- Zadanie pisemne:
Przytocz w całości, bez żadnych zmian, tekst o wypowiedzi Viktora Orbana na temat przesiedlenia syryjskich uchodźców z Turcji do Unii Europejskiej.

- Fragment dokumentu:
# # # # #

"Porozumienie z Turcją w półsekrecie". Orban: do UE ma trafić pół miliona uchodźców


Viktor Orban stwierdził w środę, że do krajów Unii Europejskiej ma zostać przesiedlonych od 400 do 500 tysięcy syryjskich uchodźców przebywających w Turcji. Jego zdaniem, jest to element "zakulisowego porozumienia" zawartego pomiędzy częścią państw unijnych a Ankarą. Komisja Europejska zaprzeczyła tym rewelacjom.

W niedzielę w Brukseli odbył się szczyt 28 przywódców państw unijnych oraz Turcji, na którym przyjęto wspólny plan działania, który ma pomóc w zahamowaniu fali uchodźców do UE. Ankara zobowiązała się m.in. do działań obejmujących nie tylko pomoc humanitarną dla uchodźców, ale także ochronę granic oraz walkę z przemytnikami migrantów.

# # # # #

Zapisane dane
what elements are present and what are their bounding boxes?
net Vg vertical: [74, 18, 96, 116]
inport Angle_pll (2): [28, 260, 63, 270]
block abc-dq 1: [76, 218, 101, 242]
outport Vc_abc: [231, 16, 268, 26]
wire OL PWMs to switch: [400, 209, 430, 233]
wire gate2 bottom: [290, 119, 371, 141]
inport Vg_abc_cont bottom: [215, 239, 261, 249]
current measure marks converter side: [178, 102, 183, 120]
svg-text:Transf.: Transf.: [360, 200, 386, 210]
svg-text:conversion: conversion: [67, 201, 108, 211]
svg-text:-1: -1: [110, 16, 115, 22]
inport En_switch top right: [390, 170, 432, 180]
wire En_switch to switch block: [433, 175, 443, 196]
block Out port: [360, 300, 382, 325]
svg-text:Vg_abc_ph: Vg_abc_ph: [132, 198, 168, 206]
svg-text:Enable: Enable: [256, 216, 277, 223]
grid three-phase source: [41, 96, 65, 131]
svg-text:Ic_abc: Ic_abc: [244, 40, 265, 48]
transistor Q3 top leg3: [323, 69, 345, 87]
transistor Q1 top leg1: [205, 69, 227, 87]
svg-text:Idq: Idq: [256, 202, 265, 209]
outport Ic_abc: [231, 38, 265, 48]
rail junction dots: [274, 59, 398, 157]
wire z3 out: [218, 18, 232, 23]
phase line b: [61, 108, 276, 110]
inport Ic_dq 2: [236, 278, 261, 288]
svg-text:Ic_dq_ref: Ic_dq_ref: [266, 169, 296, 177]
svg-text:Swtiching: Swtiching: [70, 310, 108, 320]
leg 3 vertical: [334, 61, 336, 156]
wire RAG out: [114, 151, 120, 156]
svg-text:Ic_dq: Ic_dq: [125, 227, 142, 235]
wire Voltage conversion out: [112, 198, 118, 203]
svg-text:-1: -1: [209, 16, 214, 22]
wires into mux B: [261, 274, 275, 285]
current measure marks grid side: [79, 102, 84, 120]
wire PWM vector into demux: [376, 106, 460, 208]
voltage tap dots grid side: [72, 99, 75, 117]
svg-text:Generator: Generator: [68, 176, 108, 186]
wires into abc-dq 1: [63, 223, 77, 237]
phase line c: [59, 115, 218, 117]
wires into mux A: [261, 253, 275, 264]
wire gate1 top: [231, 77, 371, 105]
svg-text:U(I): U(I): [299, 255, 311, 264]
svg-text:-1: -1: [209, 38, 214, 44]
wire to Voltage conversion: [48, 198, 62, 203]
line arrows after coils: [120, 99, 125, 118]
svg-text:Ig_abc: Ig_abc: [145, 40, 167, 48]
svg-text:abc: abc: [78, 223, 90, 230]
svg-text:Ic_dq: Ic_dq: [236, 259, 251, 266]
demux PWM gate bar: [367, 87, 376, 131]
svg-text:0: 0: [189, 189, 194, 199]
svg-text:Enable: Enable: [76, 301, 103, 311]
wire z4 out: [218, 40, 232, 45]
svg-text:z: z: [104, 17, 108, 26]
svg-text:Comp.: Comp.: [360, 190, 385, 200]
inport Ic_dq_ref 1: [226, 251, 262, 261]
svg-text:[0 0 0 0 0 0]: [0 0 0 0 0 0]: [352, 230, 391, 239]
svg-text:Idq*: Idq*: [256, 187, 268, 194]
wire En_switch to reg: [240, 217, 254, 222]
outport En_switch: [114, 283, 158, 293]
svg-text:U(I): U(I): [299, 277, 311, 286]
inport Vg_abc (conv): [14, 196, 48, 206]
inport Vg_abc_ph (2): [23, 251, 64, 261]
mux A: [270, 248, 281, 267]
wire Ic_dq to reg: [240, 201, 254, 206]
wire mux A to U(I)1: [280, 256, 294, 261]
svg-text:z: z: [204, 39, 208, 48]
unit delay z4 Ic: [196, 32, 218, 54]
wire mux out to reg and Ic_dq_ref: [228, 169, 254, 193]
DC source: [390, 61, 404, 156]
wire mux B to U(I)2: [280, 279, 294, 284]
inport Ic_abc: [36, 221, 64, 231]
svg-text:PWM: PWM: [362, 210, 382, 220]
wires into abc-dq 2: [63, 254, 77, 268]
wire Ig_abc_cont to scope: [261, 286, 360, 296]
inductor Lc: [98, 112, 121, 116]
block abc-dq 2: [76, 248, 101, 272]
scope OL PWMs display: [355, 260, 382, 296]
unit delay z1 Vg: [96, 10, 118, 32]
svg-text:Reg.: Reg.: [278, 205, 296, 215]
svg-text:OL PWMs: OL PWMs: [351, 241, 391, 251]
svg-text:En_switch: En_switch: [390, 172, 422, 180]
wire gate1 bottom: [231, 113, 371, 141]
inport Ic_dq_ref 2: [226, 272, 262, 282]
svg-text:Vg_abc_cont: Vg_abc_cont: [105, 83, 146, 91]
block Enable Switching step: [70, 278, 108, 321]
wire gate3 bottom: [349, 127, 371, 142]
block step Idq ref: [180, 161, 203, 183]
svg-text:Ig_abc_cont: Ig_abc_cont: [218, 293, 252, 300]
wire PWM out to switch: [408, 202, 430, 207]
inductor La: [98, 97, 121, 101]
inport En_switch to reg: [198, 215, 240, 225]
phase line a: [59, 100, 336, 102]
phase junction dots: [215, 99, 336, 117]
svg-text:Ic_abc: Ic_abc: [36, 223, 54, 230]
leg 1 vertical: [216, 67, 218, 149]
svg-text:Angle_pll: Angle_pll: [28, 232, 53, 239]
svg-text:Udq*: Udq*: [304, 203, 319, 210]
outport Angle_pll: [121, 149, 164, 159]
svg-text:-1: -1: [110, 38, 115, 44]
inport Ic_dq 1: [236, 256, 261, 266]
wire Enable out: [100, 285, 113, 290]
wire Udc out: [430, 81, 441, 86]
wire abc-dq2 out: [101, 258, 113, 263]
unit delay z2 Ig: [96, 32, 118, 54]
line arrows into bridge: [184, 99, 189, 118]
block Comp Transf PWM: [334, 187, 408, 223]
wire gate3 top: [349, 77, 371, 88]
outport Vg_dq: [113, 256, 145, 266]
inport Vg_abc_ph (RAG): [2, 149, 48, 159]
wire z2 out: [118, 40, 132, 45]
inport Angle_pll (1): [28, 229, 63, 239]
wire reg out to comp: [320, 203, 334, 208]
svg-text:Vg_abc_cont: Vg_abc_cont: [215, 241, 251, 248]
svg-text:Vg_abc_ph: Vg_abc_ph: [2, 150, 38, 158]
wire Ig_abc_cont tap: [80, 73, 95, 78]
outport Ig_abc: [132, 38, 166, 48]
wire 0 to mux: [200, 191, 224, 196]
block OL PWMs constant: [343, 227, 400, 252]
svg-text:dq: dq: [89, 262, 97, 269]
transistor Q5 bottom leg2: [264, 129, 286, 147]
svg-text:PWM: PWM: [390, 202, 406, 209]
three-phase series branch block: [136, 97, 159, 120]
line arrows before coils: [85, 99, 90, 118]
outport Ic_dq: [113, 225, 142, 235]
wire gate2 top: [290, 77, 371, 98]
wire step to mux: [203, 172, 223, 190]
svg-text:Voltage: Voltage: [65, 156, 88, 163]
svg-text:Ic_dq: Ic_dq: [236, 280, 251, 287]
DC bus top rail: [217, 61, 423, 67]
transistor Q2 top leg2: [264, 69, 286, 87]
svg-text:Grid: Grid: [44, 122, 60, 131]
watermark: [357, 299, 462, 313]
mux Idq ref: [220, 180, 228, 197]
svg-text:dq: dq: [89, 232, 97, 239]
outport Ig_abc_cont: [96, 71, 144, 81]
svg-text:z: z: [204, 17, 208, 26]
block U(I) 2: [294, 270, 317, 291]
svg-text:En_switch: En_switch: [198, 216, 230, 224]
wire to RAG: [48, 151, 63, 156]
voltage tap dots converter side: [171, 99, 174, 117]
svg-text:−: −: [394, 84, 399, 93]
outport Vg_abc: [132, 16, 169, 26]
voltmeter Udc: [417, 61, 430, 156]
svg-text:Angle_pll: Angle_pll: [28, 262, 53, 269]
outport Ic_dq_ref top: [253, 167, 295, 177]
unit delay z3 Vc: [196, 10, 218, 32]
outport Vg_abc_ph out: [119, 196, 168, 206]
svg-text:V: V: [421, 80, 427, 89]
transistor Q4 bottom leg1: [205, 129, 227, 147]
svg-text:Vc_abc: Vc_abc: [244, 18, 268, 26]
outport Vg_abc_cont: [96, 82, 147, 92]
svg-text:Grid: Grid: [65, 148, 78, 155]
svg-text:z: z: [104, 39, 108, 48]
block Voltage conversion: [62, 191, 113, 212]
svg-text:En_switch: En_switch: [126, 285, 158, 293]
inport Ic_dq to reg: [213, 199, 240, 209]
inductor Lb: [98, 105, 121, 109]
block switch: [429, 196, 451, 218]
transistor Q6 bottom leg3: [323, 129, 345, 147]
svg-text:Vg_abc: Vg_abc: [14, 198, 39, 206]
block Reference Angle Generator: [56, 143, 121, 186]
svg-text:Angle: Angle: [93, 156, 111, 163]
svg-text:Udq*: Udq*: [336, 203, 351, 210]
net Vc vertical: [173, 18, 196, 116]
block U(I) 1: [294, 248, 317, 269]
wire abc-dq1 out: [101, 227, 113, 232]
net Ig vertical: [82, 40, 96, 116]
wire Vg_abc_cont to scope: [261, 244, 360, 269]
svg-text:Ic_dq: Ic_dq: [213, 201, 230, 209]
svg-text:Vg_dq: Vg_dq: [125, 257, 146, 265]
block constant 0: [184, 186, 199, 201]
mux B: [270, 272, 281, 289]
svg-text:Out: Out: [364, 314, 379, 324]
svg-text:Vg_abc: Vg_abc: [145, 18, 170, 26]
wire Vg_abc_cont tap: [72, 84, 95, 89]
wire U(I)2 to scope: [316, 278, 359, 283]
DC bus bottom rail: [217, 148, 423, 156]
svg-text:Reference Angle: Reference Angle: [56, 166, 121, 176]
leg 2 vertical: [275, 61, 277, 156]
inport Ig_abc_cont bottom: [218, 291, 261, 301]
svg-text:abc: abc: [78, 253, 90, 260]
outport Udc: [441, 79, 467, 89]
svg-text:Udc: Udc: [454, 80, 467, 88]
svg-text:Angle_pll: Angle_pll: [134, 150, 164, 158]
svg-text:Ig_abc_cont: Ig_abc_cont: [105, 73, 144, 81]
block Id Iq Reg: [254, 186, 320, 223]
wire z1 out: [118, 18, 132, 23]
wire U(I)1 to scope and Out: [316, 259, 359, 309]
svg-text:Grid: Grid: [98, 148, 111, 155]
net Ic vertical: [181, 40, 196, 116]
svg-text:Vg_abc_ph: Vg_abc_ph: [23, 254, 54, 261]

# # # # #

- Poprawna odpowiedź:
"Porozumienie z Turcją w półsekrecie". Orban: do UE ma trafić pół miliona uchodźców


Viktor Orban stwierdził w środę, że do krajów Unii Europejskiej ma zostać przesiedlonych od 400 do 500 tysięcy syryjskich uchodźców przebywających w Turcji. Jego zdaniem, jest to element "zakulisowego porozumienia" zawartego pomiędzy częścią państw unijnych a Ankarą. Komisja Europejska zaprzeczyła tym rewelacjom.

W niedzielę w Brukseli odbył się szczyt 28 przywódców państw unijnych oraz Turcji, na którym przyjęto wspólny plan działania, który ma pomóc w zahamowaniu fali uchodźców do UE. Ankara zobowiązała się m.in. do działań obejmujących nie tylko pomoc humanitarną dla uchodźców, ale także ochronę granic oraz walkę z przemytnikami migrantów.